WHAT TO WORK ON: Each record below should appear again exactly as written.

LISTED ENTRIES:
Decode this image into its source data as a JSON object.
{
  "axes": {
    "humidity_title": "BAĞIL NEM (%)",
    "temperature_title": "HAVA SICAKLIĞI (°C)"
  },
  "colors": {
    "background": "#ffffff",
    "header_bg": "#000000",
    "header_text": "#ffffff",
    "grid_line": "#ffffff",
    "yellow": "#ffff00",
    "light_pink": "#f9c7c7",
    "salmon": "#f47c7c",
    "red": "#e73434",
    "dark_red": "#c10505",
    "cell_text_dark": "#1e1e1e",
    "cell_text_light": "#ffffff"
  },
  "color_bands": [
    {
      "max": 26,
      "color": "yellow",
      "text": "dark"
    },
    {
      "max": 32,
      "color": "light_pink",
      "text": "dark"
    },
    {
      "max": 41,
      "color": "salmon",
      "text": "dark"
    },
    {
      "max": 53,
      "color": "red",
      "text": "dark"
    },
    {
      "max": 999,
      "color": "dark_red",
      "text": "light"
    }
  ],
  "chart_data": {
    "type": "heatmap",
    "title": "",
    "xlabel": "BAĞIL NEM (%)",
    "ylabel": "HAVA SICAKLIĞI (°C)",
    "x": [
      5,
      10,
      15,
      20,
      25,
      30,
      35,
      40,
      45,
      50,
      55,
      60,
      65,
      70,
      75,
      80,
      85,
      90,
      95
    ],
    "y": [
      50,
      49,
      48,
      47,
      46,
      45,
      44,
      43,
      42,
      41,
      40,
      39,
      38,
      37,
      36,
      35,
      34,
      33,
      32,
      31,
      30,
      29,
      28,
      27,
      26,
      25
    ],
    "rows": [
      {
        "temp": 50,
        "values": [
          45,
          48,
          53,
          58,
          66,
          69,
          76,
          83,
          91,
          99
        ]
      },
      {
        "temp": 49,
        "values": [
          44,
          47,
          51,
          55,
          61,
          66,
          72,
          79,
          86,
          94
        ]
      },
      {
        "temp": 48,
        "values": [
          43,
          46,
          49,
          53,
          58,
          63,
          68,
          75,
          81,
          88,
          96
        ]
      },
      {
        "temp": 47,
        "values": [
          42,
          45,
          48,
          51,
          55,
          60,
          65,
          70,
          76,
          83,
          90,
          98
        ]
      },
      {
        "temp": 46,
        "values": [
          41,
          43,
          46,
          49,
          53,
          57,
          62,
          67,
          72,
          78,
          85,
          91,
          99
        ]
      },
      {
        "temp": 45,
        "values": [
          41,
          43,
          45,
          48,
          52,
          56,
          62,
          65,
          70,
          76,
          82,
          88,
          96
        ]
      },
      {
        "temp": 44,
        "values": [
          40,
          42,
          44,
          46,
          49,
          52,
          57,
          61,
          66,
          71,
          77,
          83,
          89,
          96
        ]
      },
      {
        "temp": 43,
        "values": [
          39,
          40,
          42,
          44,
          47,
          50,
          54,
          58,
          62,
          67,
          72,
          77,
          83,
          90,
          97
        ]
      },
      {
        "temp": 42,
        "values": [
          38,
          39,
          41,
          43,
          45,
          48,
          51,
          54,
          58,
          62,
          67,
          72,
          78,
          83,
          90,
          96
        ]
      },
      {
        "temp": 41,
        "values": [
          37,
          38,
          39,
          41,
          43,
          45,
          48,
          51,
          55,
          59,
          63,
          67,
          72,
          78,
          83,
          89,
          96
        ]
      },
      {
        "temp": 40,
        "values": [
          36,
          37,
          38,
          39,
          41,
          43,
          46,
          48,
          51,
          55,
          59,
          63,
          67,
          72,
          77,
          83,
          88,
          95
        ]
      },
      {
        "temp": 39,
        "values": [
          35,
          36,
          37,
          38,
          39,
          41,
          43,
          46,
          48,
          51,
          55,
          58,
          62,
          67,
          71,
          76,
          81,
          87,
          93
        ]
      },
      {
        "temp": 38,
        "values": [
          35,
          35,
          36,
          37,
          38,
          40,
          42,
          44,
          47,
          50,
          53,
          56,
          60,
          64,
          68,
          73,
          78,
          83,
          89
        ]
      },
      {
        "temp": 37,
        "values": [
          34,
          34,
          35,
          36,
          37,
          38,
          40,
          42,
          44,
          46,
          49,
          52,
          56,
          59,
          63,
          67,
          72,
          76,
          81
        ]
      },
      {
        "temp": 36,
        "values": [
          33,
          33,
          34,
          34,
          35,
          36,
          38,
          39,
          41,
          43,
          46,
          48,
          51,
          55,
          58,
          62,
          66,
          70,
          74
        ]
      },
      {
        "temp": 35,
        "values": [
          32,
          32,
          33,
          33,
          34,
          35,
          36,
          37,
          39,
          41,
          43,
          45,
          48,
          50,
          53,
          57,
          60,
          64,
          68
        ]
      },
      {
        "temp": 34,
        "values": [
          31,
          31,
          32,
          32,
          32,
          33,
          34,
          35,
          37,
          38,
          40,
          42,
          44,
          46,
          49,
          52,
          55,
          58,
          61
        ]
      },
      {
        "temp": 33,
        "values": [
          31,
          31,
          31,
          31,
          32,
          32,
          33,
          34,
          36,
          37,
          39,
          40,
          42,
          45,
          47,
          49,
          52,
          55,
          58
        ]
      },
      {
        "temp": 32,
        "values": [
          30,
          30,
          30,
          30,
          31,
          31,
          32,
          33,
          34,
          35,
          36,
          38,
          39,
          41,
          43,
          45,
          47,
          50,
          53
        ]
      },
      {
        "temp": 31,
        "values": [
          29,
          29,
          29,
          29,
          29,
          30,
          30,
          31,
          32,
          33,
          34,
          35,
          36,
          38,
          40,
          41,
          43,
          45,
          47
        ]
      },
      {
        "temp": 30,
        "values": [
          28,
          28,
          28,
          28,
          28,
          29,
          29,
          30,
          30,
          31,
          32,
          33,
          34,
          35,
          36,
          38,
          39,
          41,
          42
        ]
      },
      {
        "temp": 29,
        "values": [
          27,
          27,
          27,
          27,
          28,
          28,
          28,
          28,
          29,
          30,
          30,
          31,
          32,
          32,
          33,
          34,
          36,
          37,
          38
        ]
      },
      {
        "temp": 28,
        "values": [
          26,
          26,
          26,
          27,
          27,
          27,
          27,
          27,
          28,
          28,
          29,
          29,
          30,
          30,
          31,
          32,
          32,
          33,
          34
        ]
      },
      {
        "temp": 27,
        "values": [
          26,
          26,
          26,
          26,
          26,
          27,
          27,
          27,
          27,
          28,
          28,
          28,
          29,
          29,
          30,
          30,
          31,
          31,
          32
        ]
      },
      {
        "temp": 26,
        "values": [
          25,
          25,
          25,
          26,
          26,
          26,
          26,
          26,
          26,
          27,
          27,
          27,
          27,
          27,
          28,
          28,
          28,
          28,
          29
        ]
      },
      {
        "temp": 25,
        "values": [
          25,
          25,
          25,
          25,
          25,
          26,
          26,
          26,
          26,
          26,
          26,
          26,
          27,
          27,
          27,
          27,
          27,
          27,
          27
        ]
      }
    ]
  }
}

RESULT OF THIS TASK:
Decode this image into its source data as a JSON object.
{
  "axes": {
    "humidity_title": "BAĞIL NEM (%)",
    "temperature_title": "HAVA SICAKLIĞI (°C)"
  },
  "colors": {
    "background": "#ffffff",
    "header_bg": "#000000",
    "header_text": "#ffffff",
    "grid_line": "#ffffff",
    "yellow": "#ffff00",
    "light_pink": "#f9c7c7",
    "salmon": "#f47c7c",
    "red": "#e73434",
    "dark_red": "#c10505",
    "cell_text_dark": "#1e1e1e",
    "cell_text_light": "#ffffff"
  },
  "color_bands": [
    {
      "max": 26,
      "color": "yellow",
      "text": "dark"
    },
    {
      "max": 32,
      "color": "light_pink",
      "text": "dark"
    },
    {
      "max": 41,
      "color": "salmon",
      "text": "dark"
    },
    {
      "max": 53,
      "color": "red",
      "text": "dark"
    },
    {
      "max": 999,
      "color": "dark_red",
      "text": "light"
    }
  ],
  "chart_data": {
    "type": "heatmap",
    "title": "",
    "xlabel": "BAĞIL NEM (%)",
    "ylabel": "HAVA SICAKLIĞI (°C)",
    "x": [
      5,
      10,
      15,
      20,
      25,
      30,
      35,
      40,
      45,
      50,
      55,
      60,
      65,
      70,
      75,
      80,
      85,
      90,
      95
    ],
    "y": [
      50,
      49,
      48,
      47,
      46,
      45,
      44,
      43,
      42,
      41,
      40,
      39,
      38,
      37,
      36,
      35,
      34,
      33,
      32,
      31,
      30,
      29,
      28,
      27,
      26,
      25
    ],
    "rows": [
      {
        "temp": 50,
        "values": [
          45,
          48,
          53,
          58,
          66,
          69,
          76,
          83,
          91,
          99
        ]
      },
      {
        "temp": 49,
        "values": [
          44,
          47,
          51,
          55,
          61,
          66,
          72,
          79,
          86,
          94
        ]
      },
      {
        "temp": 48,
        "values": [
          43,
          46,
          49,
          53,
          58,
          63,
          68,
          75,
          81,
          88,
          96
        ]
      },
      {
        "temp": 47,
        "values": [
          42,
          45,
          48,
          51,
          55,
          60,
          65,
          70,
          76,
          83,
          90,
          98
        ]
      },
      {
        "temp": 46,
        "values": [
          41,
          43,
          46,
          49,
          53,
          57,
          62,
          67,
          72,
          78,
          85,
          91,
          99
        ]
      },
      {
        "temp": 45,
        "values": [
          41,
          43,
          45,
          48,
          52,
          56,
          62,
          65,
          70,
          76,
          82,
          88,
          96
        ]
      },
      {
        "temp": 44,
        "values": [
          40,
          42,
          44,
          46,
          49,
          52,
          57,
          61,
          66,
          71,
          77,
          83,
          89,
          96
        ]
      },
      {
        "temp": 43,
        "values": [
          39,
          40,
          42,
          44,
          47,
          50,
          54,
          58,
          62,
          67,
          72,
          77,
          83,
          90,
          97
        ]
      },
      {
        "temp": 42,
        "values": [
          38,
          39,
          41,
          43,
          45,
          48,
          51,
          54,
          58,
          62,
          67,
          72,
          78,
          83,
          90,
          96
        ]
      },
      {
        "temp": 41,
        "values": [
          37,
          38,
          39,
          41,
          43,
          45,
          48,
          51,
          55,
          59,
          63,
          67,
          72,
          78,
          83,
          89,
          96
        ]
      },
      {
        "temp": 40,
        "values": [
          36,
          37,
          38,
          39,
          41,
          43,
          46,
          48,
          51,
          55,
          59,
          63,
          67,
          72,
          77,
          83,
          88,
          95
        ]
      },
      {
        "temp": 39,
        "values": [
          35,
          36,
          37,
          38,
          39,
          41,
          43,
          46,
          48,
          51,
          55,
          58,
          62,
          67,
          71,
          76,
          81,
          87,
          93
        ]
      },
      {
        "temp": 38,
        "values": [
          35,
          35,
          36,
          37,
          38,
          40,
          42,
          44,
          47,
          50,
          53,
          56,
          60,
          64,
          68,
          73,
          78,
          83,
          89
        ]
      },
      {
        "temp": 37,
        "values": [
          34,
          34,
          35,
          36,
          37,
          38,
          40,
          42,
          44,
          46,
          49,
          52,
          56,
          59,
          63,
          67,
          72,
          76,
          81
        ]
      },
      {
        "temp": 36,
        "values": [
          33,
          33,
          34,
          34,
          35,
          36,
          38,
          39,
          41,
          43,
          46,
          48,
          51,
          55,
          58,
          62,
          66,
          70,
          74
        ]
      },
      {
        "temp": 35,
        "values": [
          32,
          32,
          33,
          33,
          34,
          35,
          36,
          37,
          39,
          41,
          43,
          45,
          48,
          50,
          53,
          57,
          60,
          64,
          68
        ]
      },
      {
        "temp": 34,
        "values": [
          31,
          31,
          32,
          32,
          32,
          33,
          34,
          35,
          37,
          38,
          40,
          42,
          44,
          46,
          49,
          52,
          55,
          58,
          61
        ]
      },
      {
        "temp": 33,
        "values": [
          31,
          31,
          31,
          31,
          32,
          32,
          33,
          34,
          36,
          37,
          39,
          40,
          42,
          45,
          47,
          49,
          52,
          55,
          58
        ]
      },
      {
        "temp": 32,
        "values": [
          30,
          30,
          30,
          30,
          31,
          31,
          32,
          33,
          34,
          35,
          36,
          38,
          39,
          41,
          43,
          45,
          47,
          50,
          53
        ]
      },
      {
        "temp": 31,
        "values": [
          29,
          29,
          29,
          29,
          29,
          30,
          30,
          31,
          32,
          33,
          34,
          35,
          36,
          38,
          40,
          41,
          43,
          45,
          47
        ]
      },
      {
        "temp": 30,
        "values": [
          28,
          28,
          28,
          28,
          28,
          29,
          29,
          30,
          30,
          31,
          32,
          33,
          34,
          35,
          36,
          38,
          39,
          41,
          42
        ]
      },
      {
        "temp": 29,
        "values": [
          27,
          27,
          27,
          27,
          28,
          28,
          28,
          28,
          29,
          30,
          30,
          31,
          32,
          32,
          33,
          34,
          36,
          37,
          38
        ]
      },
      {
        "temp": 28,
        "values": [
          26,
          26,
          26,
          27,
          27,
          27,
          27,
          27,
          28,
          28,
          29,
          29,
          30,
          30,
          31,
          32,
          32,
          33,
          34
        ]
      },
      {
        "temp": 27,
        "values": [
          26,
          26,
          26,
          26,
          26,
          27,
          27,
          27,
          27,
          28,
          28,
          28,
          29,
          29,
          30,
          30,
          31,
          31,
          32
        ]
      },
      {
        "temp": 26,
        "values": [
          25,
          25,
          25,
          26,
          26,
          26,
          26,
          26,
          26,
          27,
          27,
          27,
          27,
          27,
          28,
          28,
          28,
          28,
          29
        ]
      },
      {
        "temp": 25,
        "values": [
          25,
          25,
          25,
          25,
          25,
          26,
          26,
          26,
          26,
          26,
          26,
          26,
          27,
          27,
          27,
          27,
          27,
          27,
          27
        ]
      }
    ]
  }
}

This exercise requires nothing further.